* [Short problem] Go through the records and give each one again exactly.

_ _ _ _ _ _ _

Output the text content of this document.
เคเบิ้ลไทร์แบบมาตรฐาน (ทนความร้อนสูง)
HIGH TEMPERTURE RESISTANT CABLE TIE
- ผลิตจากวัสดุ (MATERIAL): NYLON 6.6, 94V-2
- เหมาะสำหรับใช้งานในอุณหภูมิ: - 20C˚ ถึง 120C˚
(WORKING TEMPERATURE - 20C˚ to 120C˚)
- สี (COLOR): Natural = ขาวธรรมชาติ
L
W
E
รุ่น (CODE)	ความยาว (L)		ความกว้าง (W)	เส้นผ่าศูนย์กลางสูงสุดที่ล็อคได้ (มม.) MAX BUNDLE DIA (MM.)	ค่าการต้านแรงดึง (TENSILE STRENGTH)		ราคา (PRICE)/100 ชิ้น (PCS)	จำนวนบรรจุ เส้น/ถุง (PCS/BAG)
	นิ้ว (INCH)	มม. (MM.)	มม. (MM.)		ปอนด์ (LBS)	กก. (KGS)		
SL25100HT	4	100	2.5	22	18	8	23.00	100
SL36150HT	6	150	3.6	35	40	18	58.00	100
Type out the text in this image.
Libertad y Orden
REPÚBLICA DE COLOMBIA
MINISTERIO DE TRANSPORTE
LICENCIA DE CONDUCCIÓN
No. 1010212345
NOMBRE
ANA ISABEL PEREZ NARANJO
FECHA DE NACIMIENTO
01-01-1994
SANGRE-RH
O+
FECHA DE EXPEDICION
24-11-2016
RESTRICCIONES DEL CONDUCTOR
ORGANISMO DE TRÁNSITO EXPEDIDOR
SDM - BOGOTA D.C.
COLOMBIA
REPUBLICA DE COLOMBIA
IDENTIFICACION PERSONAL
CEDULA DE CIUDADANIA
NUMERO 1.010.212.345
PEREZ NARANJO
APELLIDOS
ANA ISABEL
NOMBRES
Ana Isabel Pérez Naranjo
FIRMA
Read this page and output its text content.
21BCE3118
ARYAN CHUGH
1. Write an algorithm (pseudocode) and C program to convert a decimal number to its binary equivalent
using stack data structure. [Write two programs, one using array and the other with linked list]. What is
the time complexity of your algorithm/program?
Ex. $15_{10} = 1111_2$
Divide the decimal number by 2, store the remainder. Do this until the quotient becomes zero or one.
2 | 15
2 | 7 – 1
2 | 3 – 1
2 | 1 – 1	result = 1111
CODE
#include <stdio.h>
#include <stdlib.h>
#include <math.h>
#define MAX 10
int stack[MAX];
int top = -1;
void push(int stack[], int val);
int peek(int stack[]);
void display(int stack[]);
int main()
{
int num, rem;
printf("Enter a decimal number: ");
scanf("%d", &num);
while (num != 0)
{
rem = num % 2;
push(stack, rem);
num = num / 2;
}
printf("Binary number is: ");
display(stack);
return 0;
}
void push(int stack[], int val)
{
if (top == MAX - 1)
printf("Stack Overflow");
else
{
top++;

_ _ _ _ _ _ _

* [Exercise result]
Output the text content of this document.
เคเบิ้ลไทร์แบบมาตรฐาน (ทนความร้อนสูง)
HIGH TEMPERTURE RESISTANT CABLE TIE
- ผลิตจากวัสดุ (MATERIAL): NYLON 6.6, 94V-2
- เหมาะสำหรับใช้งานในอุณหภูมิ: - 20C˚ ถึง 120C˚
(WORKING TEMPERATURE - 20C˚ to 120C˚)
- สี (COLOR): Natural = ขาวธรรมชาติ
L
W
E
รุ่น (CODE)	ความยาว (L)		ความกว้าง (W)	เส้นผ่าศูนย์กลางสูงสุดที่ล็อคได้ (มม.) MAX BUNDLE DIA (MM.)	ค่าการต้านแรงดึง (TENSILE STRENGTH)		ราคา (PRICE)/100 ชิ้น (PCS)	จำนวนบรรจุ เส้น/ถุง (PCS/BAG)
	นิ้ว (INCH)	มม. (MM.)	มม. (MM.)		ปอนด์ (LBS)	กก. (KGS)		
SL25100HT	4	100	2.5	22	18	8	23.00	100
SL36150HT	6	150	3.6	35	40	18	58.00	100
Type out the text in this image.
Libertad y Orden
REPÚBLICA DE COLOMBIA
MINISTERIO DE TRANSPORTE
LICENCIA DE CONDUCCIÓN
No. 1010212345
NOMBRE
ANA ISABEL PEREZ NARANJO
FECHA DE NACIMIENTO
01-01-1994
SANGRE-RH
O+
FECHA DE EXPEDICION
24-11-2016
RESTRICCIONES DEL CONDUCTOR
ORGANISMO DE TRÁNSITO EXPEDIDOR
SDM - BOGOTA D.C.
COLOMBIA
REPUBLICA DE COLOMBIA
IDENTIFICACION PERSONAL
CEDULA DE CIUDADANIA
NUMERO 1.010.212.345
PEREZ NARANJO
APELLIDOS
ANA ISABEL
NOMBRES
Ana Isabel Pérez Naranjo
FIRMA
Read this page and output its text content.
21BCE3118
ARYAN CHUGH
1. Write an algorithm (pseudocode) and C program to convert a decimal number to its binary equivalent
using stack data structure. [Write two programs, one using array and the other with linked list]. What is
the time complexity of your algorithm/program?
Ex. $15_{10} = 1111_2$
Divide the decimal number by 2, store the remainder. Do this until the quotient becomes zero or one.
2 | 15
2 | 7 – 1
2 | 3 – 1
2 | 1 – 1	result = 1111
CODE
#include <stdio.h>
#include <stdlib.h>
#include <math.h>
#define MAX 10
int stack[MAX];
int top = -1;
void push(int stack[], int val);
int peek(int stack[]);
void display(int stack[]);
int main()
{
int num, rem;
printf("Enter a decimal number: ");
scanf("%d", &num);
while (num != 0)
{
rem = num % 2;
push(stack, rem);
num = num / 2;
}
printf("Binary number is: ");
display(stack);
return 0;
}
void push(int stack[], int val)
{
if (top == MAX - 1)
printf("Stack Overflow");
else
{
top++;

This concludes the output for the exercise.